▸ **To do**:
Revise the entries below, replacing "interactable" with "clickable" everywhere and changing nothing else. Leave out the pictures.

▸ **Layout records**:
--------

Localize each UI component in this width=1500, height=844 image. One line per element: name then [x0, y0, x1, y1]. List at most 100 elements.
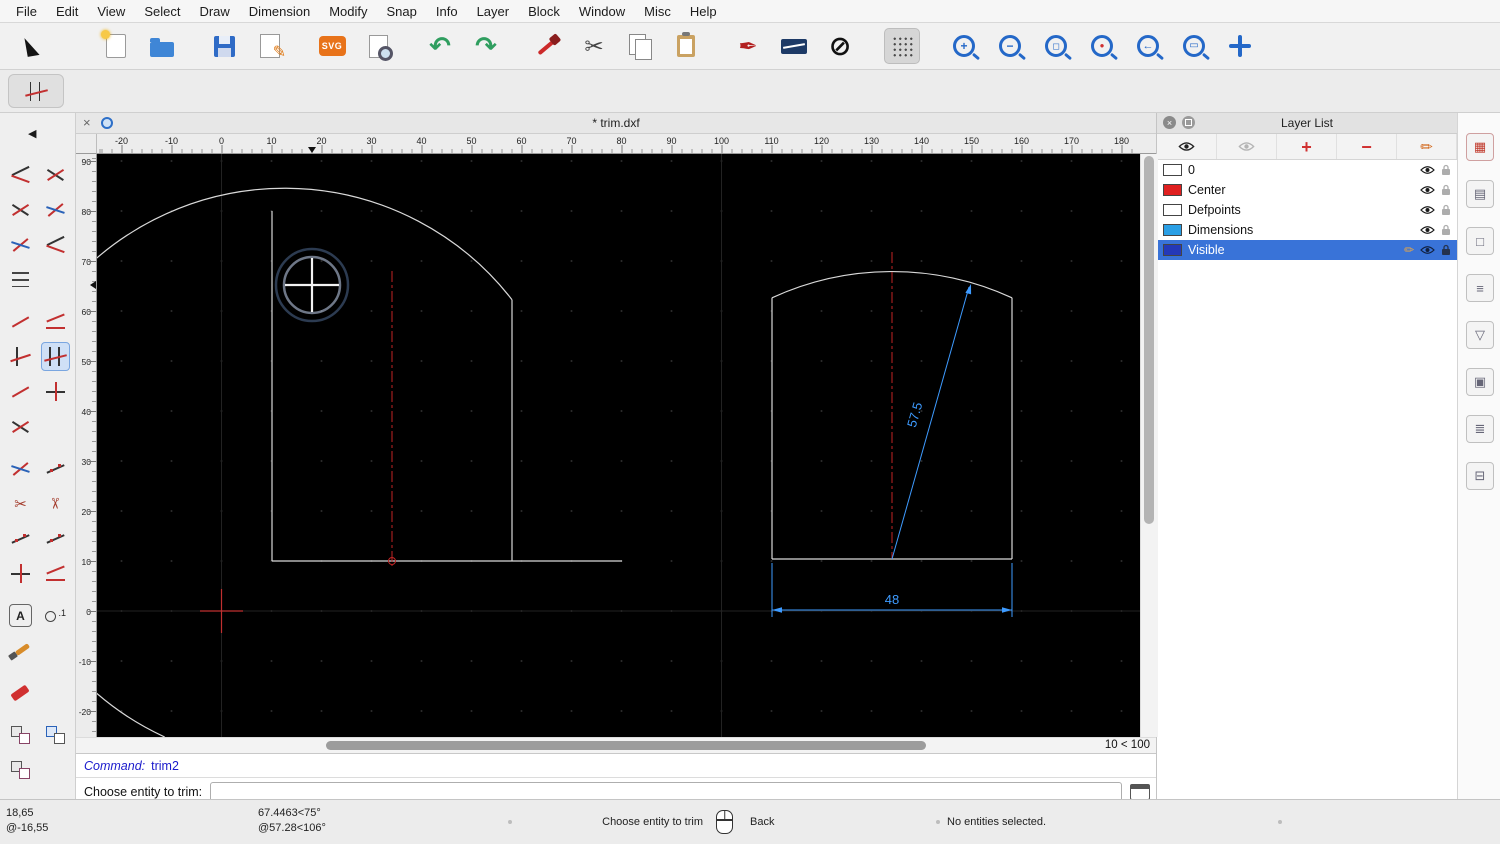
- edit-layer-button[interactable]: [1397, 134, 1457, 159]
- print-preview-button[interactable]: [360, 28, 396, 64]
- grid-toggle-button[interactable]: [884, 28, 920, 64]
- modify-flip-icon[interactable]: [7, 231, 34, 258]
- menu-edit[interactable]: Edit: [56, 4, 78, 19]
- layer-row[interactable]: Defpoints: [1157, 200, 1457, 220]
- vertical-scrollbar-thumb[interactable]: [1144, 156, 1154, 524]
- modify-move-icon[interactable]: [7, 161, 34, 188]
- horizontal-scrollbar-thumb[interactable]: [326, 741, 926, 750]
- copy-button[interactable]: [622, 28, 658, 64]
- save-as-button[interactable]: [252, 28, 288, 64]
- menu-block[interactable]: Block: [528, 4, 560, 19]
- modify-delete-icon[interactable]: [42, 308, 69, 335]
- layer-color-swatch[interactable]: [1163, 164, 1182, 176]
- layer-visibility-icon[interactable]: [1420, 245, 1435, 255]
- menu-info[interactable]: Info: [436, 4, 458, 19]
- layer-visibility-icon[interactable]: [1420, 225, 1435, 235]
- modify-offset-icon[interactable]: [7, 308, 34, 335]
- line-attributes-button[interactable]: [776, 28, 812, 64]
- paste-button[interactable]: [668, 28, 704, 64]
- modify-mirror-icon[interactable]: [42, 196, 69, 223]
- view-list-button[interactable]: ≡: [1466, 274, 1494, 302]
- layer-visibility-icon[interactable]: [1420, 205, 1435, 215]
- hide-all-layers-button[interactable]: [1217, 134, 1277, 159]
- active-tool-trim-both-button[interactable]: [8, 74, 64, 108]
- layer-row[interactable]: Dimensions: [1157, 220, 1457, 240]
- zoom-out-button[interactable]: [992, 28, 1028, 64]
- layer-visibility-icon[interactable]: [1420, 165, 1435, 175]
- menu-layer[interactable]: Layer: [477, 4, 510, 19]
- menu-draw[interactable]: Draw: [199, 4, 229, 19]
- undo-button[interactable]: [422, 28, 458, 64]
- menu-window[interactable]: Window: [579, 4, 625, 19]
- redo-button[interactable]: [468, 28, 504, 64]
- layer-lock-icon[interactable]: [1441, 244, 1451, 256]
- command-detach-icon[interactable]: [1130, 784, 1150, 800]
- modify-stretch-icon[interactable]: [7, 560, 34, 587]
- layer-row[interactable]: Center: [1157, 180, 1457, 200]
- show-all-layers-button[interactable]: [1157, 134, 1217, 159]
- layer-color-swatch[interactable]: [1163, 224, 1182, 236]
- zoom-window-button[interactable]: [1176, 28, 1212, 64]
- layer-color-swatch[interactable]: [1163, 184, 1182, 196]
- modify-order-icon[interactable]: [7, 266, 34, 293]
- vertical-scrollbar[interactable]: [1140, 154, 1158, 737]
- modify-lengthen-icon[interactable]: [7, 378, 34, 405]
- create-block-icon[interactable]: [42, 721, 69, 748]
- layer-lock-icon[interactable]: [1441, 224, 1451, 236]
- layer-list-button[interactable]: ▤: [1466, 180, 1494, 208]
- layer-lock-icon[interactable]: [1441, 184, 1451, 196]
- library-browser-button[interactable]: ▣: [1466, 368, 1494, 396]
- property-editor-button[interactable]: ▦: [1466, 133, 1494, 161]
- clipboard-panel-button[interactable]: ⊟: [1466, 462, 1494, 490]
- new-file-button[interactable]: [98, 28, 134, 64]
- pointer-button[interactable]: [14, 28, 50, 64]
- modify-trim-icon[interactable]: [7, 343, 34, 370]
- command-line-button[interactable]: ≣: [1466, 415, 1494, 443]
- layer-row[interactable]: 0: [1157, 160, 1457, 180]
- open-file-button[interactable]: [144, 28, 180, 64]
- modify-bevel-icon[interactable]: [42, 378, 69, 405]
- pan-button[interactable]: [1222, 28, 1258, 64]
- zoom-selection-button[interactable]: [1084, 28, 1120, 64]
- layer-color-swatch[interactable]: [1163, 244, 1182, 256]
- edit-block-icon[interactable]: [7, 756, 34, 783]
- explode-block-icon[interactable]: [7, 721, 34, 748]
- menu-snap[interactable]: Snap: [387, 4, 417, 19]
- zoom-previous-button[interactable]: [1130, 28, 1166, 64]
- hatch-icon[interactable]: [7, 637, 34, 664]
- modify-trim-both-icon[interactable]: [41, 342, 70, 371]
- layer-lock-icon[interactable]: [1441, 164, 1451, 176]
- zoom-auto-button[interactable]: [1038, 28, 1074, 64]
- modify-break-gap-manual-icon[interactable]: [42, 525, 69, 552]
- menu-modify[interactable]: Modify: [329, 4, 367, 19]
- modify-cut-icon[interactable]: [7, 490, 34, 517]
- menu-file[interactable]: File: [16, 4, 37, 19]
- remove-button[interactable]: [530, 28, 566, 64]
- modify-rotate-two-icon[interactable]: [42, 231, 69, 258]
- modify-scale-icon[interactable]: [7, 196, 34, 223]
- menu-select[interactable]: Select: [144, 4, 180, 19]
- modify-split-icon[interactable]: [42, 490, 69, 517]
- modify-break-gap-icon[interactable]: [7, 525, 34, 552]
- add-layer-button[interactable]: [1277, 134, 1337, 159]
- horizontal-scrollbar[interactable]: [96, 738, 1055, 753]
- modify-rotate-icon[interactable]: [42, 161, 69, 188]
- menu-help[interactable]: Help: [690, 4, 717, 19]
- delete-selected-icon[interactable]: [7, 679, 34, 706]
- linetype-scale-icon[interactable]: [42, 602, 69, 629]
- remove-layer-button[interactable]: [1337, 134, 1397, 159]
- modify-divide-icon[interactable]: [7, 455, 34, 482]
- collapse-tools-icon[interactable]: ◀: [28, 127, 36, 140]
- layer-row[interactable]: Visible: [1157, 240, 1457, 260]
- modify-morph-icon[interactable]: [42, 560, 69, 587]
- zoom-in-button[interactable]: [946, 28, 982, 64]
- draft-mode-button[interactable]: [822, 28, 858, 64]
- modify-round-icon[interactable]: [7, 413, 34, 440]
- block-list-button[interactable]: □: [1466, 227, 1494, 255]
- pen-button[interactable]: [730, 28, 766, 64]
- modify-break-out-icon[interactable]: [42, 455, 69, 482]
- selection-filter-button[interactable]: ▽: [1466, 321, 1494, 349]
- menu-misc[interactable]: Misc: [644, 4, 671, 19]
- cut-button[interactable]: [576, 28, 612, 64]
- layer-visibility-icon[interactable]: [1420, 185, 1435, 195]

--------

▸ **Answer to this problem**:
Localize each UI component in this width=1500, height=844 image. One line per element: name then [x0, y0, x1, y1]. List at most 100 elements.
- edit-layer-button[clickable]: [1397, 134, 1457, 159]
- print-preview-button[clickable]: [360, 28, 396, 64]
- grid-toggle-button[clickable]: [884, 28, 920, 64]
- modify-flip-icon[clickable]: [7, 231, 34, 258]
- menu-edit[clickable]: Edit: [56, 4, 78, 19]
- layer-row[clickable]: Defpoints: [1157, 200, 1457, 220]
- vertical-scrollbar-thumb[clickable]: [1144, 156, 1154, 524]
- modify-move-icon[clickable]: [7, 161, 34, 188]
- horizontal-scrollbar-thumb[clickable]: [326, 741, 926, 750]
- copy-button[clickable]: [622, 28, 658, 64]
- save-as-button[clickable]: [252, 28, 288, 64]
- menu-block[clickable]: Block: [528, 4, 560, 19]
- modify-delete-icon[clickable]: [42, 308, 69, 335]
- layer-color-swatch[clickable]: [1163, 164, 1182, 176]
- layer-visibility-icon[clickable]: [1420, 245, 1435, 255]
- menu-info[clickable]: Info: [436, 4, 458, 19]
- layer-visibility-icon[clickable]: [1420, 225, 1435, 235]
- modify-offset-icon[clickable]: [7, 308, 34, 335]
- line-attributes-button[clickable]: [776, 28, 812, 64]
- paste-button[clickable]: [668, 28, 704, 64]
- modify-mirror-icon[clickable]: [42, 196, 69, 223]
- view-list-button[clickable]: ≡: [1466, 274, 1494, 302]
- layer-visibility-icon[clickable]: [1420, 205, 1435, 215]
- hide-all-layers-button[clickable]: [1217, 134, 1277, 159]
- active-tool-trim-both-button[clickable]: [8, 74, 64, 108]
- layer-row[clickable]: Dimensions: [1157, 220, 1457, 240]
- zoom-out-button[clickable]: [992, 28, 1028, 64]
- layer-visibility-icon[clickable]: [1420, 165, 1435, 175]
- menu-layer[clickable]: Layer: [477, 4, 510, 19]
- menu-draw[clickable]: Draw: [199, 4, 229, 19]
- undo-button[clickable]: [422, 28, 458, 64]
- menu-window[clickable]: Window: [579, 4, 625, 19]
- redo-button[clickable]: [468, 28, 504, 64]
- layer-lock-icon[clickable]: [1441, 244, 1451, 256]
- command-detach-icon[clickable]: [1130, 784, 1150, 800]
- modify-stretch-icon[clickable]: [7, 560, 34, 587]
- layer-row[clickable]: Center: [1157, 180, 1457, 200]
- show-all-layers-button[clickable]: [1157, 134, 1217, 159]
- layer-color-swatch[clickable]: [1163, 224, 1182, 236]
- zoom-window-button[clickable]: [1176, 28, 1212, 64]
- layer-color-swatch[clickable]: [1163, 184, 1182, 196]
- modify-order-icon[clickable]: [7, 266, 34, 293]
- vertical-scrollbar[clickable]: [1140, 154, 1158, 737]
- modify-lengthen-icon[clickable]: [7, 378, 34, 405]
- create-block-icon[clickable]: [42, 721, 69, 748]
- layer-lock-icon[clickable]: [1441, 224, 1451, 236]
- layer-list-button[clickable]: ▤: [1466, 180, 1494, 208]
- layer-lock-icon[clickable]: [1441, 184, 1451, 196]
- library-browser-button[clickable]: ▣: [1466, 368, 1494, 396]
- property-editor-button[clickable]: ▦: [1466, 133, 1494, 161]
- clipboard-panel-button[clickable]: ⊟: [1466, 462, 1494, 490]
- new-file-button[clickable]: [98, 28, 134, 64]
- pointer-button[clickable]: [14, 28, 50, 64]
- modify-trim-icon[clickable]: [7, 343, 34, 370]
- command-line-button[clickable]: ≣: [1466, 415, 1494, 443]
- layer-row[clickable]: 0: [1157, 160, 1457, 180]
- open-file-button[clickable]: [144, 28, 180, 64]
- modify-bevel-icon[clickable]: [42, 378, 69, 405]
- pan-button[clickable]: [1222, 28, 1258, 64]
- zoom-selection-button[clickable]: [1084, 28, 1120, 64]
- layer-color-swatch[clickable]: [1163, 244, 1182, 256]
- edit-block-icon[clickable]: [7, 756, 34, 783]
- explode-block-icon[clickable]: [7, 721, 34, 748]
- menu-snap[clickable]: Snap: [387, 4, 417, 19]
- zoom-previous-button[clickable]: [1130, 28, 1166, 64]
- hatch-icon[clickable]: [7, 637, 34, 664]
- modify-trim-both-icon[clickable]: [41, 342, 70, 371]
- layer-lock-icon[clickable]: [1441, 164, 1451, 176]
- zoom-auto-button[clickable]: [1038, 28, 1074, 64]
- modify-break-gap-manual-icon[clickable]: [42, 525, 69, 552]
- menu-modify[clickable]: Modify: [329, 4, 367, 19]
- modify-cut-icon[clickable]: [7, 490, 34, 517]
- menu-file[clickable]: File: [16, 4, 37, 19]
- remove-button[clickable]: [530, 28, 566, 64]
- modify-rotate-two-icon[clickable]: [42, 231, 69, 258]
- modify-scale-icon[clickable]: [7, 196, 34, 223]
- menu-select[clickable]: Select: [144, 4, 180, 19]
- modify-split-icon[clickable]: [42, 490, 69, 517]
- modify-break-gap-icon[clickable]: [7, 525, 34, 552]
- add-layer-button[clickable]: [1277, 134, 1337, 159]
- horizontal-scrollbar[clickable]: [96, 738, 1055, 753]
- modify-rotate-icon[clickable]: [42, 161, 69, 188]
- menu-help[clickable]: Help: [690, 4, 717, 19]
- delete-selected-icon[clickable]: [7, 679, 34, 706]
- linetype-scale-icon[clickable]: [42, 602, 69, 629]
- remove-layer-button[clickable]: [1337, 134, 1397, 159]
- modify-divide-icon[clickable]: [7, 455, 34, 482]
- collapse-tools-icon[clickable]: ◀: [28, 127, 36, 140]
- layer-row[clickable]: Visible: [1157, 240, 1457, 260]
- modify-morph-icon[clickable]: [42, 560, 69, 587]
- zoom-in-button[clickable]: [946, 28, 982, 64]
- draft-mode-button[clickable]: [822, 28, 858, 64]
- modify-round-icon[clickable]: [7, 413, 34, 440]
- block-list-button[clickable]: □: [1466, 227, 1494, 255]
- pen-button[clickable]: [730, 28, 766, 64]
- modify-break-out-icon[clickable]: [42, 455, 69, 482]
- selection-filter-button[clickable]: ▽: [1466, 321, 1494, 349]
- menu-misc[clickable]: Misc: [644, 4, 671, 19]
- cut-button[clickable]: [576, 28, 612, 64]
- layer-visibility-icon[clickable]: [1420, 185, 1435, 195]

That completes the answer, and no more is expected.